◆ **Problem statement**: Show every line that has the string "tipo" in it.

+++ Input rows +++

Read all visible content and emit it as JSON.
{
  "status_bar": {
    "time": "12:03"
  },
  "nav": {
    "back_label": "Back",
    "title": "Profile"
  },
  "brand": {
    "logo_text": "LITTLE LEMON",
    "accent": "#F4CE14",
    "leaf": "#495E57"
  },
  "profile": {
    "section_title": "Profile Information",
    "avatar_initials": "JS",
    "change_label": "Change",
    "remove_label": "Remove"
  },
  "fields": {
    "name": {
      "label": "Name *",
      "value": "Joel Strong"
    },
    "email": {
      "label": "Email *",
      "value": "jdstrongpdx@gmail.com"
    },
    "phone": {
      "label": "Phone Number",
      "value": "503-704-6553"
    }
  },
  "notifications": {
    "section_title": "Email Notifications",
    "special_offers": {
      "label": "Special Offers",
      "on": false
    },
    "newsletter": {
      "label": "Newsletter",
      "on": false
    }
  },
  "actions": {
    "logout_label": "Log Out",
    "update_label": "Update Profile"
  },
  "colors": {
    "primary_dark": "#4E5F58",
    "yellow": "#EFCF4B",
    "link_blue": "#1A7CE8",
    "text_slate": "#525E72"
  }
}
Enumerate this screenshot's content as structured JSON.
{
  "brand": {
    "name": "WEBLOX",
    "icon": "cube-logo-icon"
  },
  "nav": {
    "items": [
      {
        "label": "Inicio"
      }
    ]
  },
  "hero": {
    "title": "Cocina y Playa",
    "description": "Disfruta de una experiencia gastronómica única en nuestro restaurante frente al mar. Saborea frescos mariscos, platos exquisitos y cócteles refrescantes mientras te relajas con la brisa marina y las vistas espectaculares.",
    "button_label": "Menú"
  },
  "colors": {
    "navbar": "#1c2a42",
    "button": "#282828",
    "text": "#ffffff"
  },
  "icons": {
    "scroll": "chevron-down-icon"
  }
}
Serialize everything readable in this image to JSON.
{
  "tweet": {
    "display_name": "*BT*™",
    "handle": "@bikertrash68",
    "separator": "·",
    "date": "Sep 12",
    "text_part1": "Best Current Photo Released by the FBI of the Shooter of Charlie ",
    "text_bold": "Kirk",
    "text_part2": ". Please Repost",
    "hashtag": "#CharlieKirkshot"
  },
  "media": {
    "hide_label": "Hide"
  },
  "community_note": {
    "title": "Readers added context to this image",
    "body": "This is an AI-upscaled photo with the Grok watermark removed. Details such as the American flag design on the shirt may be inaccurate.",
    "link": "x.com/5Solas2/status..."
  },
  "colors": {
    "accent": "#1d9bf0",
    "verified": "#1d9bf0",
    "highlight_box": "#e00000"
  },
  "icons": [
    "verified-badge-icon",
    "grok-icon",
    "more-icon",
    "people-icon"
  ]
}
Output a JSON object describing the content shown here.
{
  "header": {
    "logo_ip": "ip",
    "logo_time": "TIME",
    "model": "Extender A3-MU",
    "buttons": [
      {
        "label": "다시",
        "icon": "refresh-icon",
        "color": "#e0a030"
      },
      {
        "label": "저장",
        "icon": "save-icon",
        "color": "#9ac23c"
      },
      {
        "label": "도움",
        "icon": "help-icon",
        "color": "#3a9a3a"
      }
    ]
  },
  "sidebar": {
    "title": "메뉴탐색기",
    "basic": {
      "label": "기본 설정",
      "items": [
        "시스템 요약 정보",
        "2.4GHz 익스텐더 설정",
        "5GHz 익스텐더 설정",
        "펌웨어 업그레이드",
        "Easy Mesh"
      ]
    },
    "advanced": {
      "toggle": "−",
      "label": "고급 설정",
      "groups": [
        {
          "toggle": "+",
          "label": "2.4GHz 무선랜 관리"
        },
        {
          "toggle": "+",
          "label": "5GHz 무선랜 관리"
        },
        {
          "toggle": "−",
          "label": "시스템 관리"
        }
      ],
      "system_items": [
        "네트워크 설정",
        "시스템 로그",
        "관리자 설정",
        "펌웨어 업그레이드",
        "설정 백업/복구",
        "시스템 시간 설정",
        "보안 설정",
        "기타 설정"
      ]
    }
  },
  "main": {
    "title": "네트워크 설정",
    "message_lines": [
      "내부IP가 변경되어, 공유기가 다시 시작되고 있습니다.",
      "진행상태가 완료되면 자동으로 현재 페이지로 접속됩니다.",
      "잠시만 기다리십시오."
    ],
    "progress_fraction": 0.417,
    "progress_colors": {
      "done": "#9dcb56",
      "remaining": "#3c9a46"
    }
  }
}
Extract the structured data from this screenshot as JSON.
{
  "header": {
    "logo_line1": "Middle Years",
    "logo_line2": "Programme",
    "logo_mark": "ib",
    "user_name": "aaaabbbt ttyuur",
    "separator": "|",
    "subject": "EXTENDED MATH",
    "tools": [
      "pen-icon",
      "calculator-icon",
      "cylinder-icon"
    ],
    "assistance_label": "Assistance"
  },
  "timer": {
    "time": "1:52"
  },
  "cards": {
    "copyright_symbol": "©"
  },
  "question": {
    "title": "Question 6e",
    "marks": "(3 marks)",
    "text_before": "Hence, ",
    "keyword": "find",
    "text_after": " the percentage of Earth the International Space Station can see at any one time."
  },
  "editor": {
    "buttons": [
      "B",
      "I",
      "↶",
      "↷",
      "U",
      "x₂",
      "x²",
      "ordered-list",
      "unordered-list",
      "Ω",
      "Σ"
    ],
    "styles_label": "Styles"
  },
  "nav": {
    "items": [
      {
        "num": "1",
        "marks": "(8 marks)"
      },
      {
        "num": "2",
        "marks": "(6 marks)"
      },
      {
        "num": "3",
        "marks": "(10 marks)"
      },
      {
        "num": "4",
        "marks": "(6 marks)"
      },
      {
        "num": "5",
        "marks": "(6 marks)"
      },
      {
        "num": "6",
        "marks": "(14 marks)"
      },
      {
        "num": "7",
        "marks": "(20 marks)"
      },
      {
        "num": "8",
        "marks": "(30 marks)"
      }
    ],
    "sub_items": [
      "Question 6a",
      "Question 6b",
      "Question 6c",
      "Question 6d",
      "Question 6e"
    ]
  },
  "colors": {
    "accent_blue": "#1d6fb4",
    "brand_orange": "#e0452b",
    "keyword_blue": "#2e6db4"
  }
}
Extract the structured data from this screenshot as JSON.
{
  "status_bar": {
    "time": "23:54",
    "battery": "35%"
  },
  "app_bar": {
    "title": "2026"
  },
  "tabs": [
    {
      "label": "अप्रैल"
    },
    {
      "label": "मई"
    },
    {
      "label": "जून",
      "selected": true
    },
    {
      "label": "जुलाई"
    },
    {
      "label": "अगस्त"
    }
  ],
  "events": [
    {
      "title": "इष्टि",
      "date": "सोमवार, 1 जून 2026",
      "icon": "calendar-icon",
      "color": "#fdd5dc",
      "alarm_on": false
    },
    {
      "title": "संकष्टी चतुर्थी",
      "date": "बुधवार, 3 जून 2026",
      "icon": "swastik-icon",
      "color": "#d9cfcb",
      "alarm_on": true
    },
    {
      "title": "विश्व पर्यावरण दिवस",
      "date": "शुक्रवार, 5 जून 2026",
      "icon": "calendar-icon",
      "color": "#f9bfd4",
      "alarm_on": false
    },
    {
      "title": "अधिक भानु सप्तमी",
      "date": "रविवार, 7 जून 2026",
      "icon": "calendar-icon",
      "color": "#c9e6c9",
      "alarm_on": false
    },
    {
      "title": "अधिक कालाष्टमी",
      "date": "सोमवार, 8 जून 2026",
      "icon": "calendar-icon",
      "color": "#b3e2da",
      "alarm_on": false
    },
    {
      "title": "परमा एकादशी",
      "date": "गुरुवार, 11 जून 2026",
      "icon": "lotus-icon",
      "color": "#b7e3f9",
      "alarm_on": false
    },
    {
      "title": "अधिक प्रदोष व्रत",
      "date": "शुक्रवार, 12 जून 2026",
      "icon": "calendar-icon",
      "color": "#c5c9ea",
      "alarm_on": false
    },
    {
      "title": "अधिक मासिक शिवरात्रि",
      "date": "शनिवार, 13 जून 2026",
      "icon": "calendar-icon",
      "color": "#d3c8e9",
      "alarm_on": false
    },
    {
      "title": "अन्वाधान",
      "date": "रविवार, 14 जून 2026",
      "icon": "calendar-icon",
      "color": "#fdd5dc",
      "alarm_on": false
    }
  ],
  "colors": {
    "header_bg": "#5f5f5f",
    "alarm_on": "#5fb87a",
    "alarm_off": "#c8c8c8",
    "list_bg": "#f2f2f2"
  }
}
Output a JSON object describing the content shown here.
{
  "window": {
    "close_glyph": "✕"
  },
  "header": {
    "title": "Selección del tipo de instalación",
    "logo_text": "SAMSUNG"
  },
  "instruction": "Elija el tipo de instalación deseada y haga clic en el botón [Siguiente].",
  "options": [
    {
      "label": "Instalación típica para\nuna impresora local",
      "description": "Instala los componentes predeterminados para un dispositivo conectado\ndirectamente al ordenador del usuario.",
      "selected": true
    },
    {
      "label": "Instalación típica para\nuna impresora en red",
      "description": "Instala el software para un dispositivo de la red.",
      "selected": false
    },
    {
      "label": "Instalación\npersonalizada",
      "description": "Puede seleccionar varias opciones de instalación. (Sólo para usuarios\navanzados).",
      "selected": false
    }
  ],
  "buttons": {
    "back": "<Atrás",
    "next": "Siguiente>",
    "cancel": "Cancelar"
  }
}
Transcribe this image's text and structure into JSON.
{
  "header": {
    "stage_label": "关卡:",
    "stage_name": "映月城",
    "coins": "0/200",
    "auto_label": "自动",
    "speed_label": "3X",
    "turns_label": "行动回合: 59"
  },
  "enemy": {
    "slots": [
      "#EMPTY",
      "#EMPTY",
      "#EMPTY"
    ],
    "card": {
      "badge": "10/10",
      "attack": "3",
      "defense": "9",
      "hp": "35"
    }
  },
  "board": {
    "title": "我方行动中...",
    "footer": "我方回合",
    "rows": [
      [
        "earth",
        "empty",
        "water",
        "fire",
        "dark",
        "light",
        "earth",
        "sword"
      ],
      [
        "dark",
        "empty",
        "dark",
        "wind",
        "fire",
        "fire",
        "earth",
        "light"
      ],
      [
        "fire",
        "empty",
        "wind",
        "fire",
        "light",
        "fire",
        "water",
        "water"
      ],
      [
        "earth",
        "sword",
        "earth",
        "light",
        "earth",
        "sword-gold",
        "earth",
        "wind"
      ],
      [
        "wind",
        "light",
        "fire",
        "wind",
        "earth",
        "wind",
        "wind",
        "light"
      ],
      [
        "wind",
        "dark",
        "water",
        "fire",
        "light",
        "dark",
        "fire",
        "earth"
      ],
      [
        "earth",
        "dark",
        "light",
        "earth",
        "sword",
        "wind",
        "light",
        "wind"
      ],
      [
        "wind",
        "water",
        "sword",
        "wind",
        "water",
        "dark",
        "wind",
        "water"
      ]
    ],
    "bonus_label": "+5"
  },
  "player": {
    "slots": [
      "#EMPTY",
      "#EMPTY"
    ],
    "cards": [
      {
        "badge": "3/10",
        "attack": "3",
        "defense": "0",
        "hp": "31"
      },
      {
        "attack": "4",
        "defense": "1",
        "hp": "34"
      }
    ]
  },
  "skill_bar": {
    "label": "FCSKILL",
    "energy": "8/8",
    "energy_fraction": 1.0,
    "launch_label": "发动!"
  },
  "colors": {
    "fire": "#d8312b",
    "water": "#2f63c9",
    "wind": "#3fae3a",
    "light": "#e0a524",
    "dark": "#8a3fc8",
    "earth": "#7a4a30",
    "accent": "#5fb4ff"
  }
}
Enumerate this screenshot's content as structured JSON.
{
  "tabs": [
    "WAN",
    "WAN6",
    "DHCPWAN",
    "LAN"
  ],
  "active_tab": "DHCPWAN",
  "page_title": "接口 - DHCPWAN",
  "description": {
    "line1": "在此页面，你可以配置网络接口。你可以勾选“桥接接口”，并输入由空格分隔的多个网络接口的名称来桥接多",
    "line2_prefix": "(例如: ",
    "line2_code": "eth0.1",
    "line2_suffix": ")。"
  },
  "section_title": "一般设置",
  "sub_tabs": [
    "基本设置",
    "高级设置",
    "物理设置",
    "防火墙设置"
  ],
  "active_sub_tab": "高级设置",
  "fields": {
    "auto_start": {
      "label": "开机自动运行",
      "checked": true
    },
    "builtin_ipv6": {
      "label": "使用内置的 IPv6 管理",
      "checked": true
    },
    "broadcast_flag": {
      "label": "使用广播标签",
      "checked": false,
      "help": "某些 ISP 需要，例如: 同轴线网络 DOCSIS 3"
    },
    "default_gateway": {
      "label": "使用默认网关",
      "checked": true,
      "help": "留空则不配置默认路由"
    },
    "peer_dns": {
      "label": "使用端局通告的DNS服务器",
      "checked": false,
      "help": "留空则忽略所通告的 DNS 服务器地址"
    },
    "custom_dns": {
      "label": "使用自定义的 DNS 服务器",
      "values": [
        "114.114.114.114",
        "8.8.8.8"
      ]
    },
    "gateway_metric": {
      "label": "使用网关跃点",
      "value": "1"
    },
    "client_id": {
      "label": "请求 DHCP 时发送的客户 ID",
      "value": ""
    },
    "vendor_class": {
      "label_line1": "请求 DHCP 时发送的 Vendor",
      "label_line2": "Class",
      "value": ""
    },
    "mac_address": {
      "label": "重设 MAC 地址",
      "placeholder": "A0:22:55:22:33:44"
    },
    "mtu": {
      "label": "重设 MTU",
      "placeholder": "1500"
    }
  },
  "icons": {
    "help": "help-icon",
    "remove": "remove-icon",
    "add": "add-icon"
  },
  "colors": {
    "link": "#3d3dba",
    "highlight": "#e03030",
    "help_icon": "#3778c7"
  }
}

+++

◆ **Output below**:
    "title": "Selección del tipo de instalación",
  "instruction": "Elija el tipo de instalación deseada y haga clic en el botón [Siguiente].",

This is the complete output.